Exercise goal → Separate out the lines that hold "Додаток".

Stored rows →
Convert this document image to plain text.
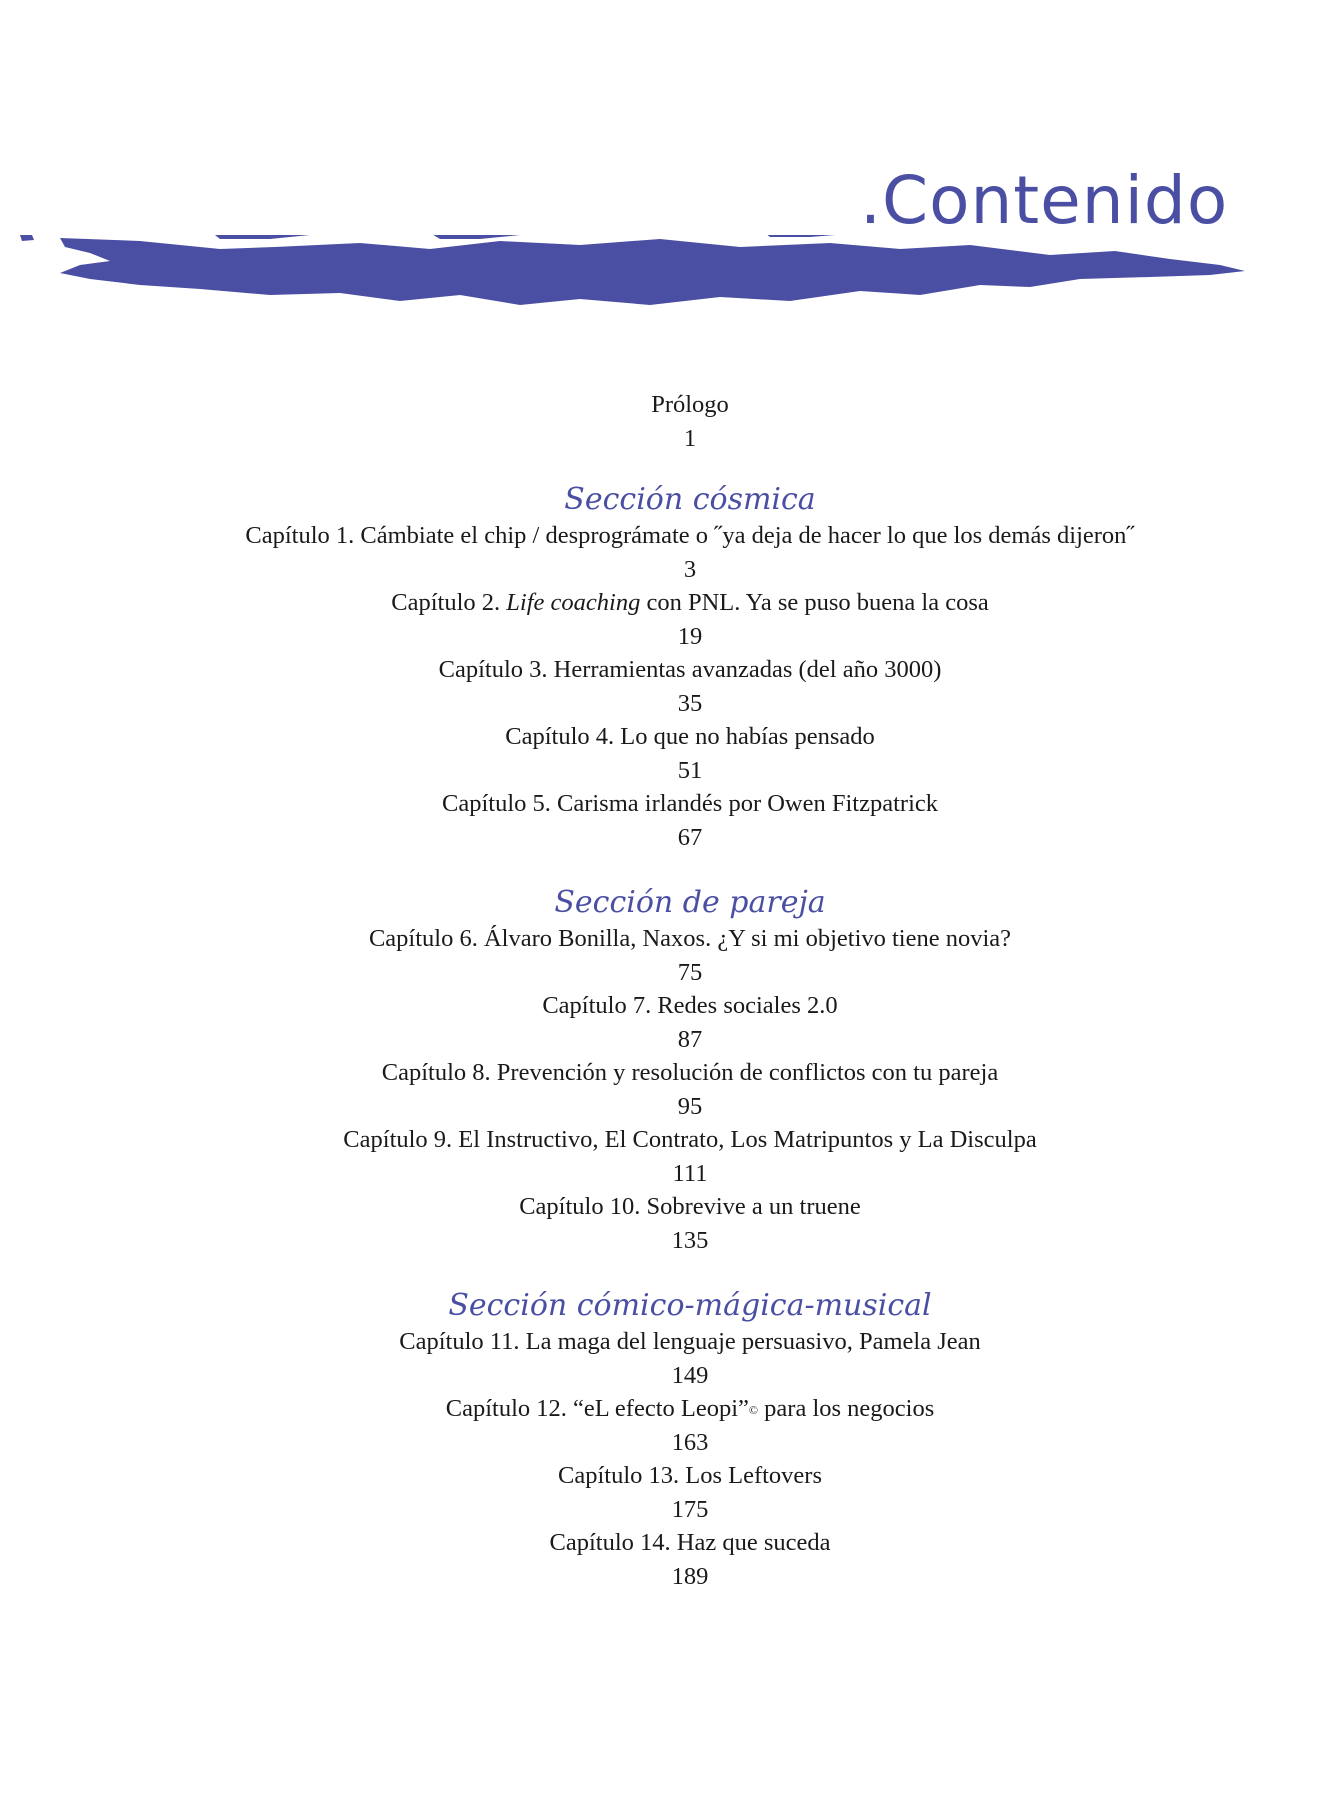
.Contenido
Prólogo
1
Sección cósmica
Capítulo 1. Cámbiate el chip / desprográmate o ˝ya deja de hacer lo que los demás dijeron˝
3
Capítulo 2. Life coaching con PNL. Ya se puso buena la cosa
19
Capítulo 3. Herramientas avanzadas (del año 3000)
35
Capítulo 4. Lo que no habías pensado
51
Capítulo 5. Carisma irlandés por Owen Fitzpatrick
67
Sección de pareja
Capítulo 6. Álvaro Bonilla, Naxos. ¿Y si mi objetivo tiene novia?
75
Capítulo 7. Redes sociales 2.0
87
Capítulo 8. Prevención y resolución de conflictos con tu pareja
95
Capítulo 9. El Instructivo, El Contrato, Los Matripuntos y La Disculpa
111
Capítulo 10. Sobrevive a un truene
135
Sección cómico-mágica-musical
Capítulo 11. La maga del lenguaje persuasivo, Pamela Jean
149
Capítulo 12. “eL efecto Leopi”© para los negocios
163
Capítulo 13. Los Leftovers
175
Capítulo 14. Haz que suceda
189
* * *
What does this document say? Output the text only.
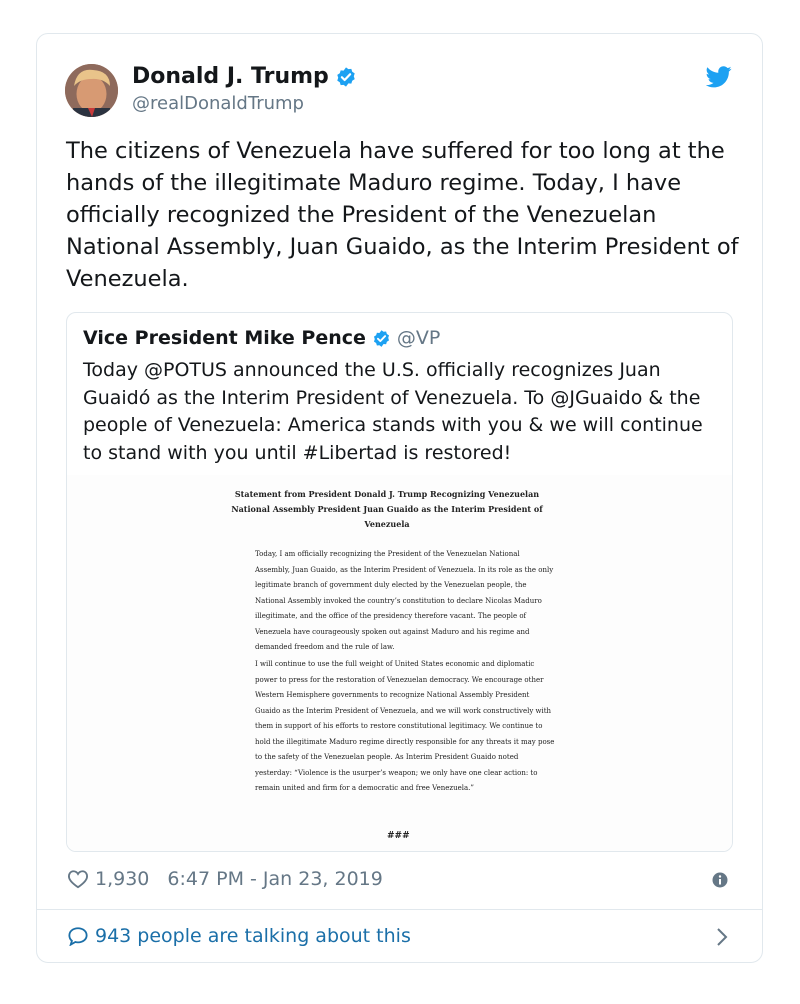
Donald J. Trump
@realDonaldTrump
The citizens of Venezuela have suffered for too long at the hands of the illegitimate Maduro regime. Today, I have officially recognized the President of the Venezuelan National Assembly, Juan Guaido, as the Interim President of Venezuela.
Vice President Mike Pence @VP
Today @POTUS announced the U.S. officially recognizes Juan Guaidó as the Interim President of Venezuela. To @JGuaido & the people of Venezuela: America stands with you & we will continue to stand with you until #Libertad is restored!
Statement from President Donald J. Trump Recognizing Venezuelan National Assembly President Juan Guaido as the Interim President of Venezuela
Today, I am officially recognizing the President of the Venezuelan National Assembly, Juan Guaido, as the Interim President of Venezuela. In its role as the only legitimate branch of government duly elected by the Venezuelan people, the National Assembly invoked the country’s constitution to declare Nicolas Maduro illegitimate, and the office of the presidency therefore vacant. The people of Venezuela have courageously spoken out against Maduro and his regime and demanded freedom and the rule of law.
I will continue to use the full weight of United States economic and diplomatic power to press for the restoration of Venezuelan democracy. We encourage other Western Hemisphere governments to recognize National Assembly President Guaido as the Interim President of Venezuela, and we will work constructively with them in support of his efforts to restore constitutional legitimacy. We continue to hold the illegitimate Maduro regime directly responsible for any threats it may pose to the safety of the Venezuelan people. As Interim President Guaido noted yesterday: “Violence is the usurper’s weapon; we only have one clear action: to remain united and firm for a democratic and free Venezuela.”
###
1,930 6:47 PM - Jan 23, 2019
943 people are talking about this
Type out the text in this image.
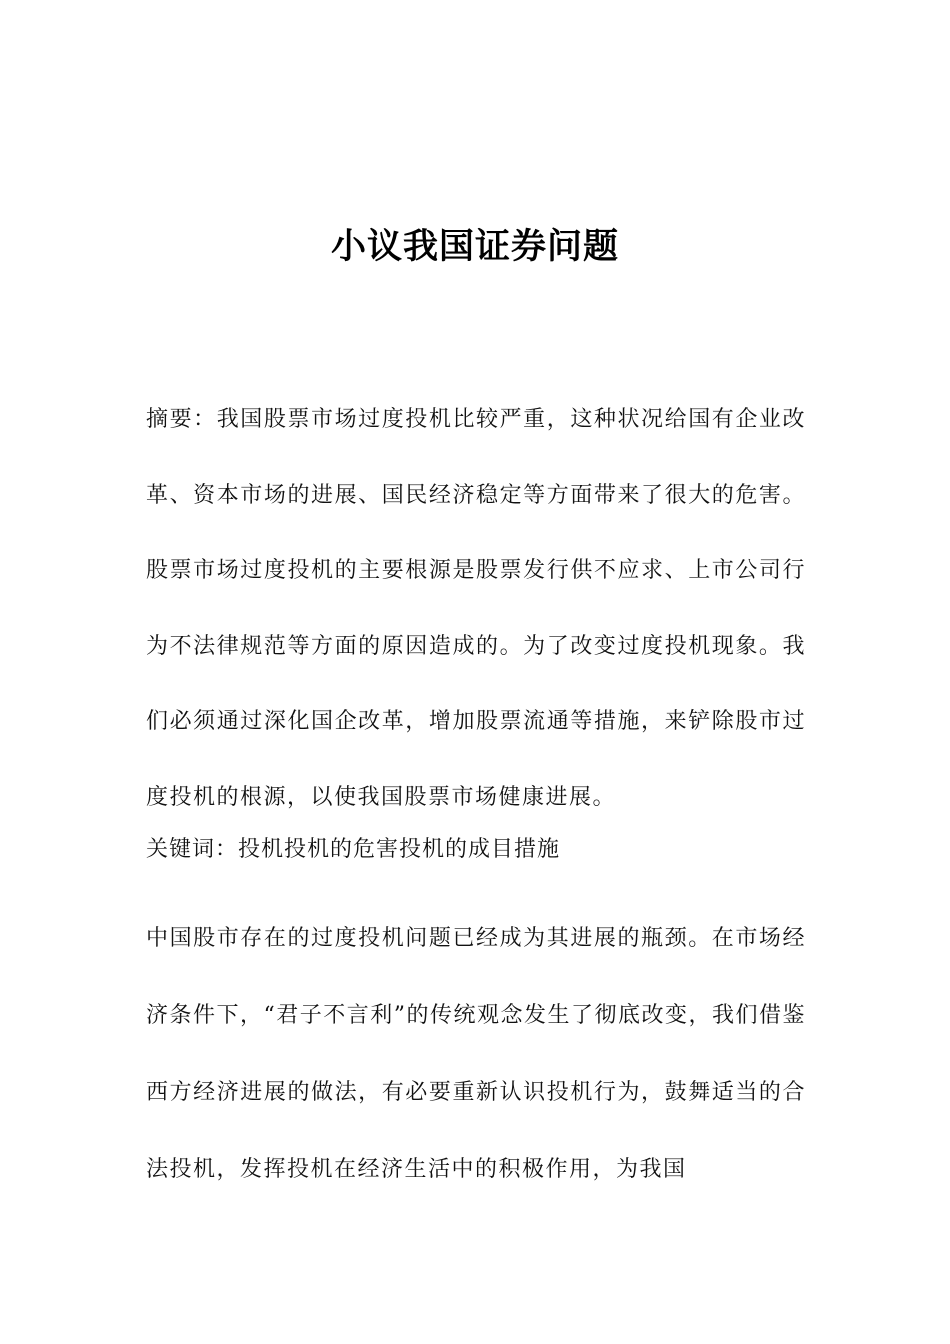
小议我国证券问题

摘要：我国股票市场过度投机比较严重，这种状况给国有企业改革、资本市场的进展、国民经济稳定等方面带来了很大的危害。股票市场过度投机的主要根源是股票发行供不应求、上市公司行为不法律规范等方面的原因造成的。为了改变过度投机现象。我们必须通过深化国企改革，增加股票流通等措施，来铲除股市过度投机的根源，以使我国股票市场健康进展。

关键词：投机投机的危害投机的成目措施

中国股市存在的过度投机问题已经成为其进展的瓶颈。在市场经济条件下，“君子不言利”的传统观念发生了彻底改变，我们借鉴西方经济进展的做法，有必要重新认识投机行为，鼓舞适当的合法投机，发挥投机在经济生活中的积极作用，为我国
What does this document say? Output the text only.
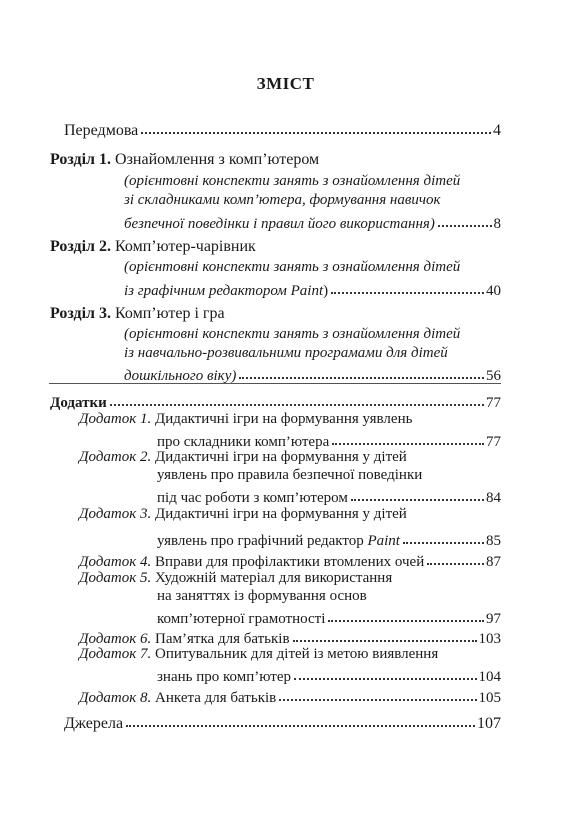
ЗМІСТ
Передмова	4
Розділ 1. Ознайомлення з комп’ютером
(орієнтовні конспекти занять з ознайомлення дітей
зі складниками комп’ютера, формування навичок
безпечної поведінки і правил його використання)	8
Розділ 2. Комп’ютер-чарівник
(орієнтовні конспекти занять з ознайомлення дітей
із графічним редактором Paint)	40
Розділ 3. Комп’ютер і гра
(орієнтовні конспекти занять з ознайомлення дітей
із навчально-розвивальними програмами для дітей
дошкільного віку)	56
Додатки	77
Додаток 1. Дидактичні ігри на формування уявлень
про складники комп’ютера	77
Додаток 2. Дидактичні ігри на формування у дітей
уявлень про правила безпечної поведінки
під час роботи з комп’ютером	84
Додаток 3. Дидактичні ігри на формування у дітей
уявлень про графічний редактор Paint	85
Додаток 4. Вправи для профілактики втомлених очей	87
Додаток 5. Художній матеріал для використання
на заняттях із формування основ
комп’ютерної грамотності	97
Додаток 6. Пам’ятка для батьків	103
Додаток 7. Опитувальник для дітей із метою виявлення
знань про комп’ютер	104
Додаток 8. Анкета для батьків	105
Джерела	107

Finished exercise →
Додаток 1. Дидактичні ігри на формування уявлень
Додаток 2. Дидактичні ігри на формування у дітей
Додаток 3. Дидактичні ігри на формування у дітей
Додаток 4. Вправи для профілактики втомлених очей	87
Додаток 5. Художній матеріал для використання
Додаток 6. Пам’ятка для батьків	103
Додаток 7. Опитувальник для дітей із метою виявлення
Додаток 8. Анкета для батьків	105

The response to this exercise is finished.